**STATED EXERCISE**
From the entries below, list each line with "page".
━━━━
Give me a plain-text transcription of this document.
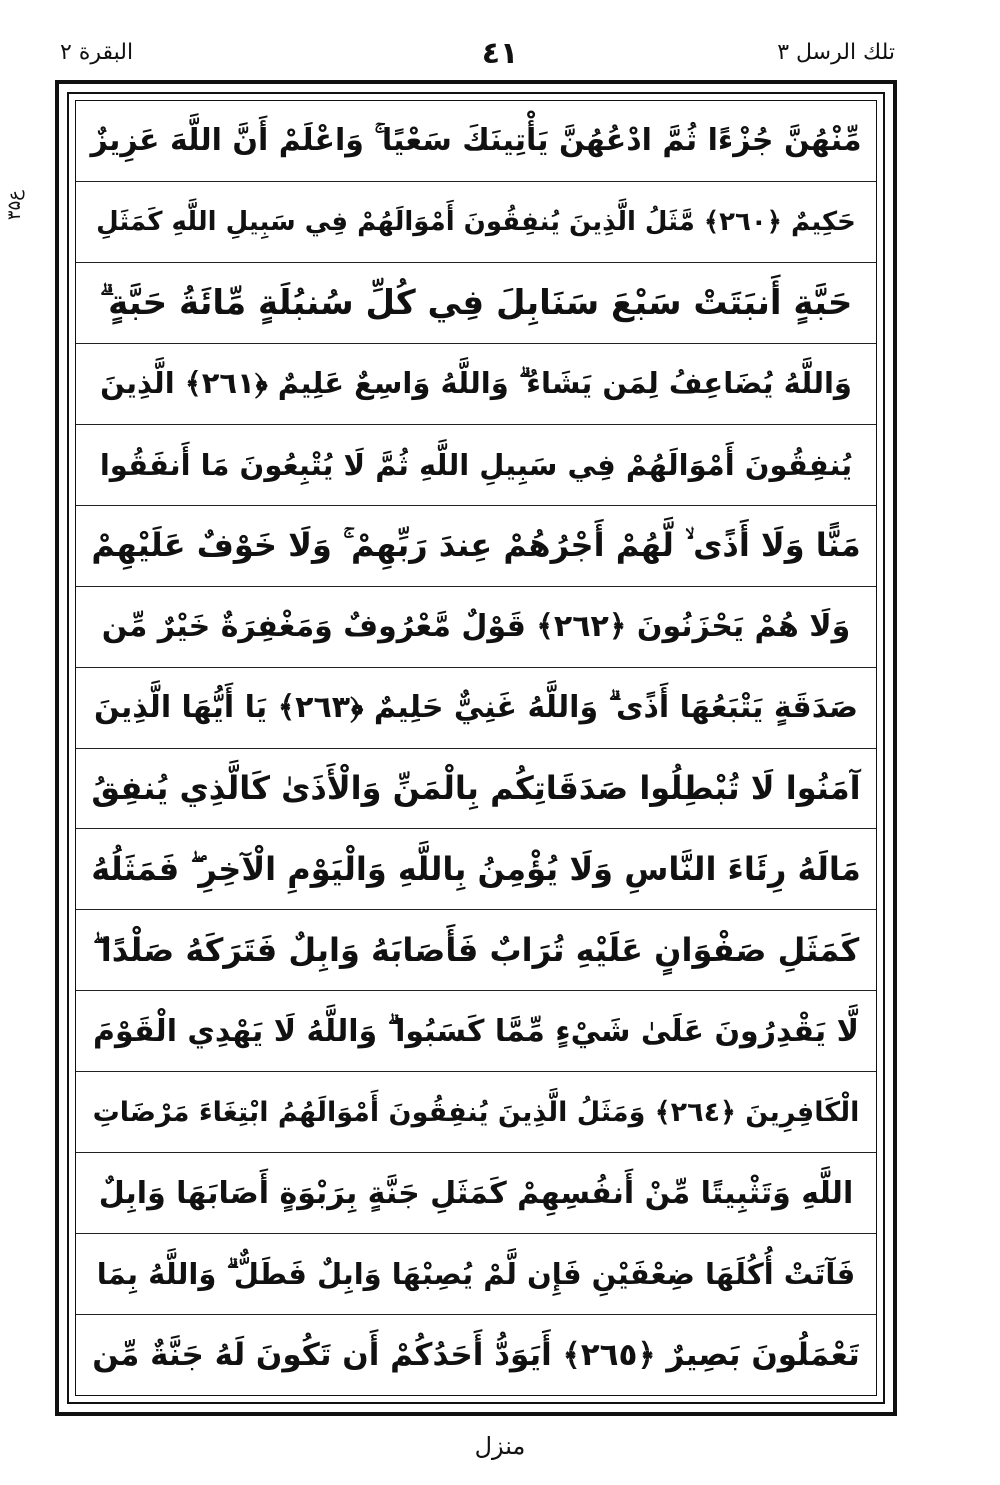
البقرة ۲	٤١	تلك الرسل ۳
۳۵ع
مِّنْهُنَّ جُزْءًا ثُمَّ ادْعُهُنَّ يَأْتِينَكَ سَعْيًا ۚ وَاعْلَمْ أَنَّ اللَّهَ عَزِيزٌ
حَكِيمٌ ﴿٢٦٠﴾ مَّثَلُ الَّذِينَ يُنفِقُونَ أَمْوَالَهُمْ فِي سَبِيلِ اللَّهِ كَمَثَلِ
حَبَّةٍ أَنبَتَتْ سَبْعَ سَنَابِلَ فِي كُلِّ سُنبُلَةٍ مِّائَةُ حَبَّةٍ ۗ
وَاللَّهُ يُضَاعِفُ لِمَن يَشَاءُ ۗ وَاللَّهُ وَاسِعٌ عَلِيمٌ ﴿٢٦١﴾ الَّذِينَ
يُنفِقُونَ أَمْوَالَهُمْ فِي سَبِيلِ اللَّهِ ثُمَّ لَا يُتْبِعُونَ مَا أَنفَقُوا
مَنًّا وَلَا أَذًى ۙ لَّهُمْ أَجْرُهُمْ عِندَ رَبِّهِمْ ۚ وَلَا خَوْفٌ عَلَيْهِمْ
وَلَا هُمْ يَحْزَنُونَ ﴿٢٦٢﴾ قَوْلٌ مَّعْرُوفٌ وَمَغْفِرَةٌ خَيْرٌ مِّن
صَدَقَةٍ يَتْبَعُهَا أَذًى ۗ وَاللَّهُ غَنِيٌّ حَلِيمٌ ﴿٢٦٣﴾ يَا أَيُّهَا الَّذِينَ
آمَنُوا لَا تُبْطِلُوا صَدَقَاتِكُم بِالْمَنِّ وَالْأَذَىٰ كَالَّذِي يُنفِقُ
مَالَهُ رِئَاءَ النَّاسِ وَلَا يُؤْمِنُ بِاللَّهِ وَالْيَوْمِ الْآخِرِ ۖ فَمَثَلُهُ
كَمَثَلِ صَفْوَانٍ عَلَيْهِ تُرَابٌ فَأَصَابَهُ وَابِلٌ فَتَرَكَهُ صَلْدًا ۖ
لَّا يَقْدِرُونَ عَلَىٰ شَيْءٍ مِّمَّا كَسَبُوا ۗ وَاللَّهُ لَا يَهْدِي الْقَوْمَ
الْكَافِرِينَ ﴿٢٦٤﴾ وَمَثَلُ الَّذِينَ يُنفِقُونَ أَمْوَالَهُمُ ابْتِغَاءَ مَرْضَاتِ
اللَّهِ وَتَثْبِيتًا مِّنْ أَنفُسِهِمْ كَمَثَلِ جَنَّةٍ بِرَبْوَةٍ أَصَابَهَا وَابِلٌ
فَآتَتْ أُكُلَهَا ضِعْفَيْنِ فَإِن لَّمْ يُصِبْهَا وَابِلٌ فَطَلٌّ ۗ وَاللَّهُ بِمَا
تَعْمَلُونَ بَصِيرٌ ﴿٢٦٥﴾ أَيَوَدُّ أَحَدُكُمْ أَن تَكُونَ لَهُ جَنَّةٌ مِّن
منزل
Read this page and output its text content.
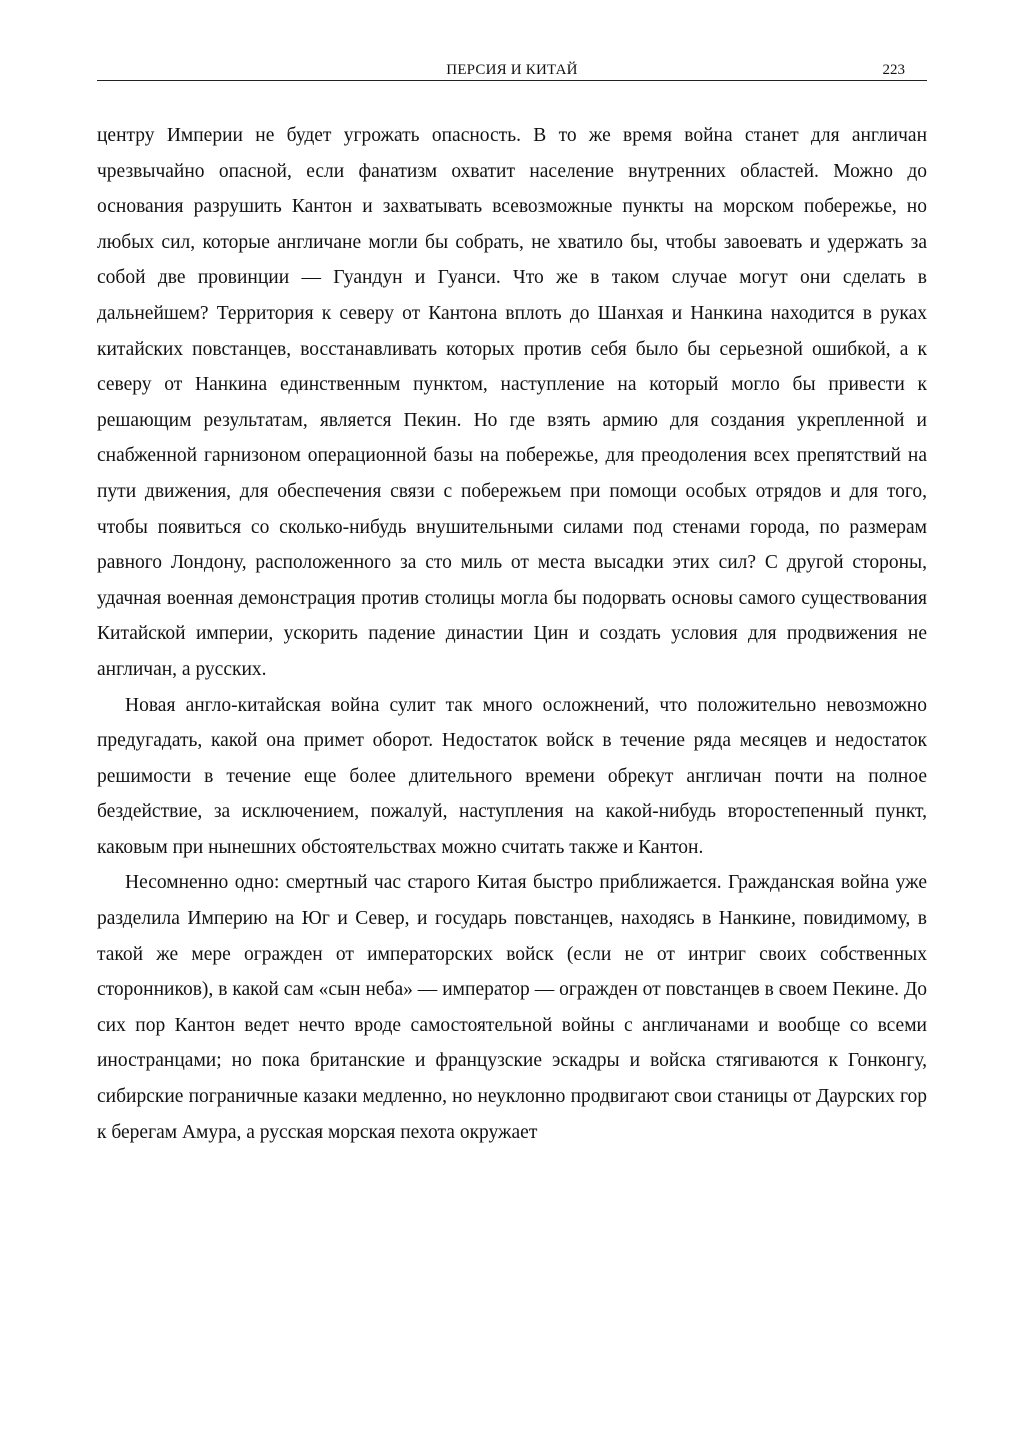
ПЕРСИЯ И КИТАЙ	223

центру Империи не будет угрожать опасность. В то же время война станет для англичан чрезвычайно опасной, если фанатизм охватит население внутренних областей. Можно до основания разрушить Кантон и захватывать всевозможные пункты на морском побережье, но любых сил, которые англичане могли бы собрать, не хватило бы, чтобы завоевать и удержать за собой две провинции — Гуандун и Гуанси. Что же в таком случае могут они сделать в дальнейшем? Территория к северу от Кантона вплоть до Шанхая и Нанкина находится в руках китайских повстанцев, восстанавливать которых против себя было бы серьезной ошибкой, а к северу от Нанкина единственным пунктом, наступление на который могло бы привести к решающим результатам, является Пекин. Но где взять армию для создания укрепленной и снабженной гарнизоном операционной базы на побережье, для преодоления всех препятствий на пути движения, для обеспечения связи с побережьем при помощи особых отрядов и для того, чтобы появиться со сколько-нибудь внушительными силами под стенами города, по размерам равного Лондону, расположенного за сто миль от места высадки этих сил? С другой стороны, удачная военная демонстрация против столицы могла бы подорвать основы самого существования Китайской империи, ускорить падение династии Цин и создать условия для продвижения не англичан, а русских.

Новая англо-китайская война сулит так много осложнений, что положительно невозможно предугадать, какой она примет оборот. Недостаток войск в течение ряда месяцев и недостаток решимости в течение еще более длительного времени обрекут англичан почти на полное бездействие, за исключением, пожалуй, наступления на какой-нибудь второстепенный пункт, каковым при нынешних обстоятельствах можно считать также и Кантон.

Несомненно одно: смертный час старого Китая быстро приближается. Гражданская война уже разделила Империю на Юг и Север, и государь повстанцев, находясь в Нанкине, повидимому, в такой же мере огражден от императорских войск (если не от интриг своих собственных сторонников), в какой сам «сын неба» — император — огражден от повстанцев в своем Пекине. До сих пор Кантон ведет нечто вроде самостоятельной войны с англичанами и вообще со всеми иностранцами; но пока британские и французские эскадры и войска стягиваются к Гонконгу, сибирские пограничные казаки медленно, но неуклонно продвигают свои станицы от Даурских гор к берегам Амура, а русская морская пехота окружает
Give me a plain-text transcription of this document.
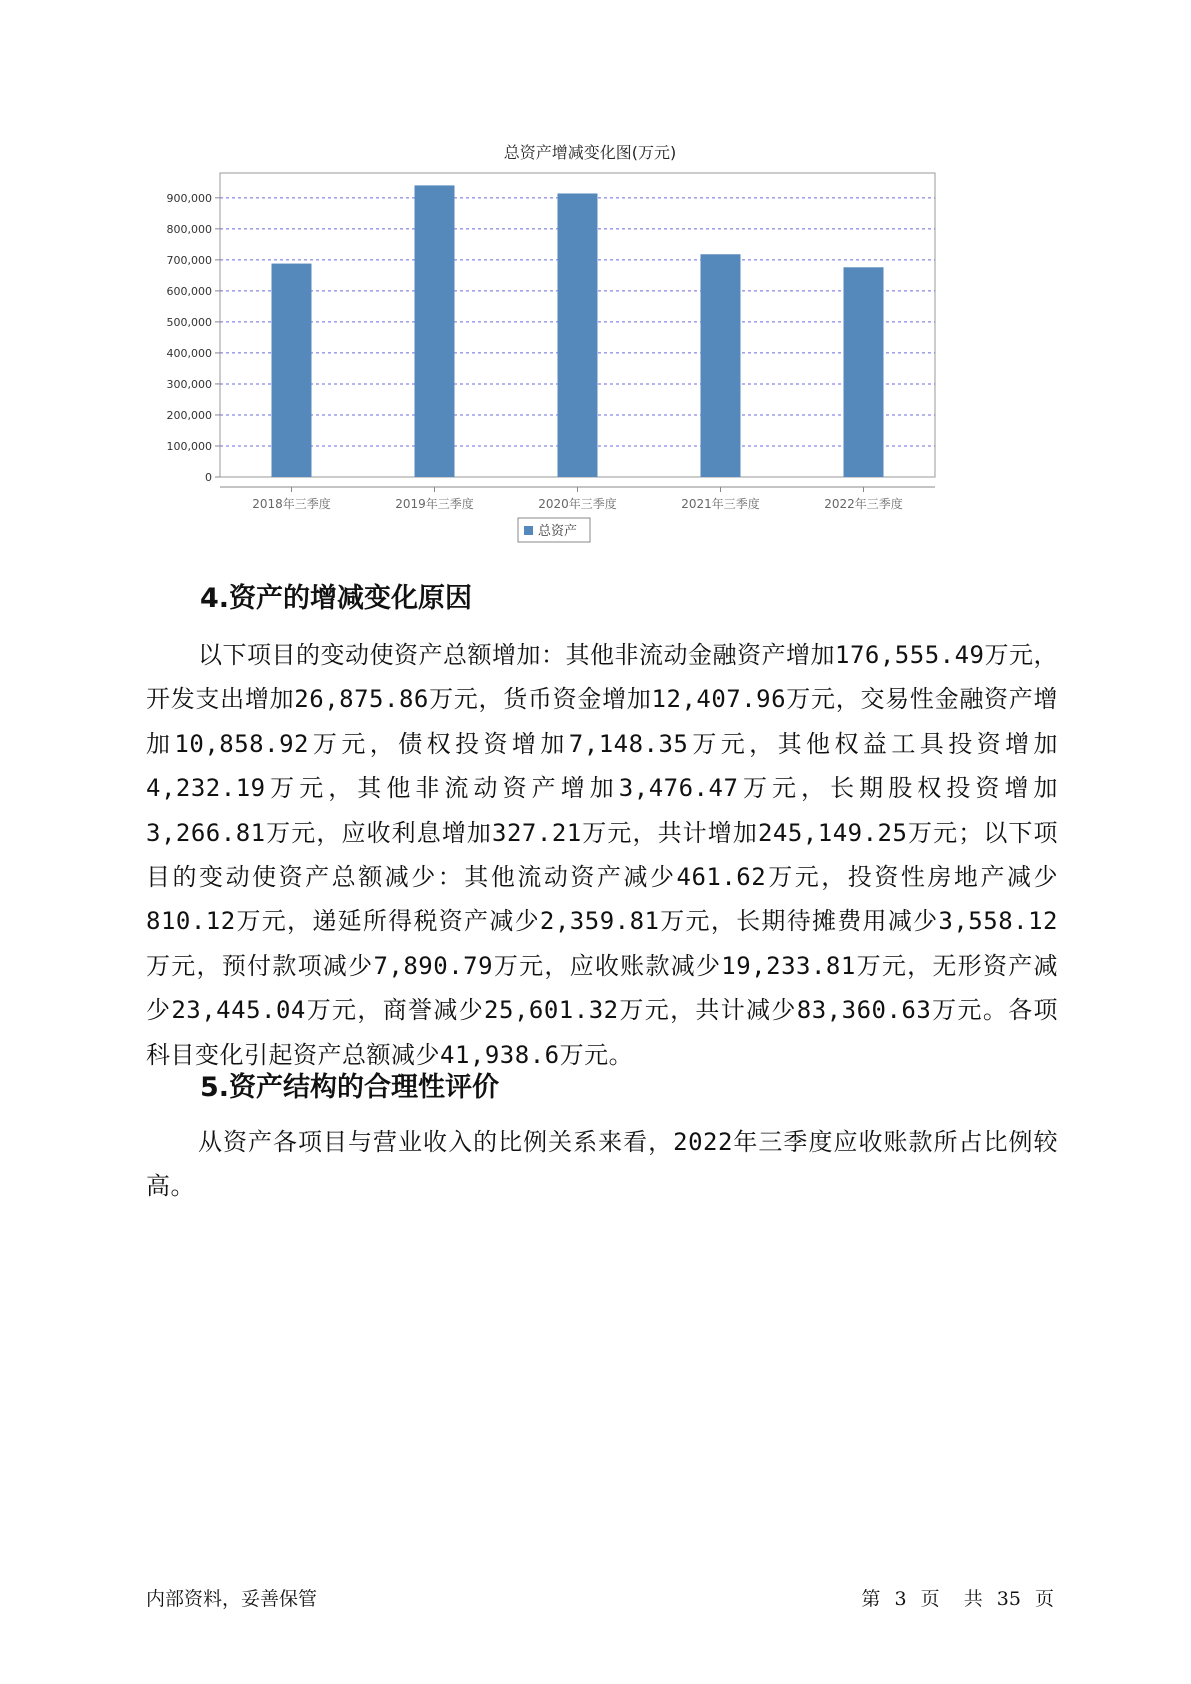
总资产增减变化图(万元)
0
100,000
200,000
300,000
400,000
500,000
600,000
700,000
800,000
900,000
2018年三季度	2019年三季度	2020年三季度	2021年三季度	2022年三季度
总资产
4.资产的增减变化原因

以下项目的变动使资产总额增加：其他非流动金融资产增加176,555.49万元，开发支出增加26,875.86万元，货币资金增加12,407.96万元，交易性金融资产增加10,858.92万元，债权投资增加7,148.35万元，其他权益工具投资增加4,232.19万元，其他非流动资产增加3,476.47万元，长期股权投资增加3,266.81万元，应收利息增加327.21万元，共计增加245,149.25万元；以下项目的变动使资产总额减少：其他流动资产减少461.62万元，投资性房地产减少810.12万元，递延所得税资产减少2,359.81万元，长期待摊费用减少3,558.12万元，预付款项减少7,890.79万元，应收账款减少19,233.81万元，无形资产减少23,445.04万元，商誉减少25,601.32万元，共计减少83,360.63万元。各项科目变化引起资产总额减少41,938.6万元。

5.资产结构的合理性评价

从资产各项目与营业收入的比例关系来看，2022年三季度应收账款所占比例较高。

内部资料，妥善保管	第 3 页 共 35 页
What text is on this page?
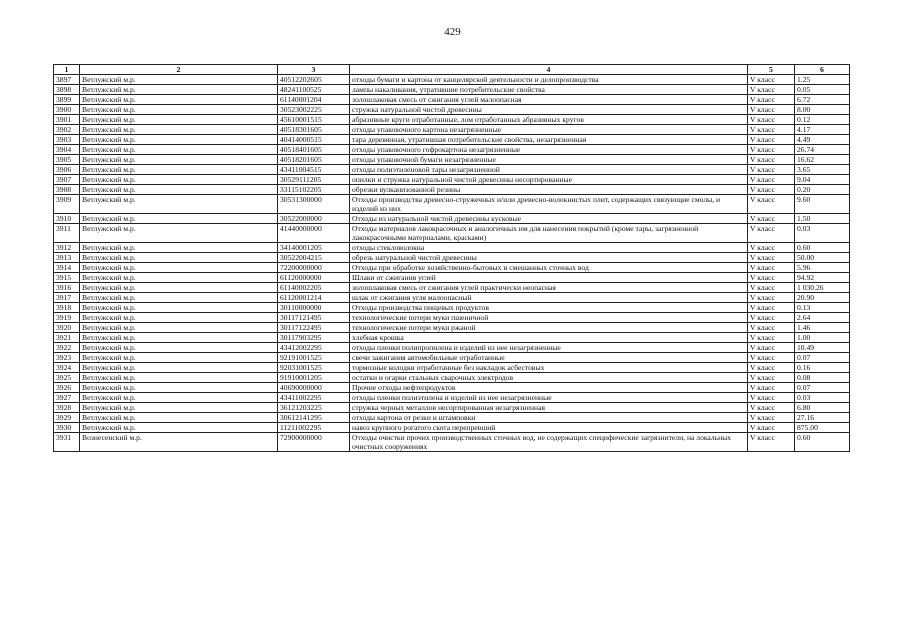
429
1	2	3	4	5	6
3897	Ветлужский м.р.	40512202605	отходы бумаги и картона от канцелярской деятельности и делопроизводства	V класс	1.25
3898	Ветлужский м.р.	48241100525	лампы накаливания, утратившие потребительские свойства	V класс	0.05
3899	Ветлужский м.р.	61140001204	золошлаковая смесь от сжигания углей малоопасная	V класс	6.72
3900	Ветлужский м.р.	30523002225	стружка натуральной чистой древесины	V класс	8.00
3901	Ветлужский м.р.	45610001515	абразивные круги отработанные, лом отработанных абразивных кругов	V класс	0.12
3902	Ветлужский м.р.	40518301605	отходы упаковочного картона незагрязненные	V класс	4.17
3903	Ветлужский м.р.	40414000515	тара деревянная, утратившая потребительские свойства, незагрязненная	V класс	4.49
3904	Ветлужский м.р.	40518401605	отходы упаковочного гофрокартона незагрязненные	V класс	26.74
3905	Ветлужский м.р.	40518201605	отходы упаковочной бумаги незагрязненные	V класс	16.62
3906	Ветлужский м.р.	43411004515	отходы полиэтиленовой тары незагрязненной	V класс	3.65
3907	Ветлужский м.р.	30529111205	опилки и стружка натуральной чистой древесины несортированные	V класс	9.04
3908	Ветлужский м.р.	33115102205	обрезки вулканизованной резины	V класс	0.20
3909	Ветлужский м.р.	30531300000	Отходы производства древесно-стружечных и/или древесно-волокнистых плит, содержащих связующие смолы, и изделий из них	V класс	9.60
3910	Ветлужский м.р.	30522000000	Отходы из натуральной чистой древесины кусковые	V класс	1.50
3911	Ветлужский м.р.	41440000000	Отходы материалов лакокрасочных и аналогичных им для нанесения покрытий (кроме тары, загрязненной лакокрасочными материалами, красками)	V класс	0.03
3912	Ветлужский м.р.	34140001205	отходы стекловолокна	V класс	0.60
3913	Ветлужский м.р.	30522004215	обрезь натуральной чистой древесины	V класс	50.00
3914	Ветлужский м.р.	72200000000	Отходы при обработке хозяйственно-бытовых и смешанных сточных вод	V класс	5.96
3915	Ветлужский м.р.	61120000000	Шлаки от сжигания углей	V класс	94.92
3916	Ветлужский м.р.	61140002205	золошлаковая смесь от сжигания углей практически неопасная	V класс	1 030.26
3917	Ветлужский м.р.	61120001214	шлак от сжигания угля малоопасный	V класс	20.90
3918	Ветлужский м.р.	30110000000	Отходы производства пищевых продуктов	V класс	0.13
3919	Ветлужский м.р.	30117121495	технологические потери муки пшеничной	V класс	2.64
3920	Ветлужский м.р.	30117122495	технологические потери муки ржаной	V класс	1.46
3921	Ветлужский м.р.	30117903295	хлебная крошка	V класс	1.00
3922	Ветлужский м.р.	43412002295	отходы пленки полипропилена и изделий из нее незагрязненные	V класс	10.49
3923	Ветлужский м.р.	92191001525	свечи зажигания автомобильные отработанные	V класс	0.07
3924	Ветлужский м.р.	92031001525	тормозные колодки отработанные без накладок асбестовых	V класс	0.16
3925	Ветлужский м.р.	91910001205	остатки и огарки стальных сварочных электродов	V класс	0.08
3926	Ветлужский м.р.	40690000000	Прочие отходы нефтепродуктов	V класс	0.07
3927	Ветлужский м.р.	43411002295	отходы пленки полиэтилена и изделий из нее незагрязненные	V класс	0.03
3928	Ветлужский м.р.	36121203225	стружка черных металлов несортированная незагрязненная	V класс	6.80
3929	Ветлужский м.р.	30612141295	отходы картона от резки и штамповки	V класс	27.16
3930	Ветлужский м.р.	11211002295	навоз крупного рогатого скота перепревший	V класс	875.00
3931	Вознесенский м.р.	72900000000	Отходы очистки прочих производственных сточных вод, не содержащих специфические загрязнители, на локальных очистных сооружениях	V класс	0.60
━━━━
**WRITTEN RESPONSE**
Read this page and output its text content.
What text is on this page?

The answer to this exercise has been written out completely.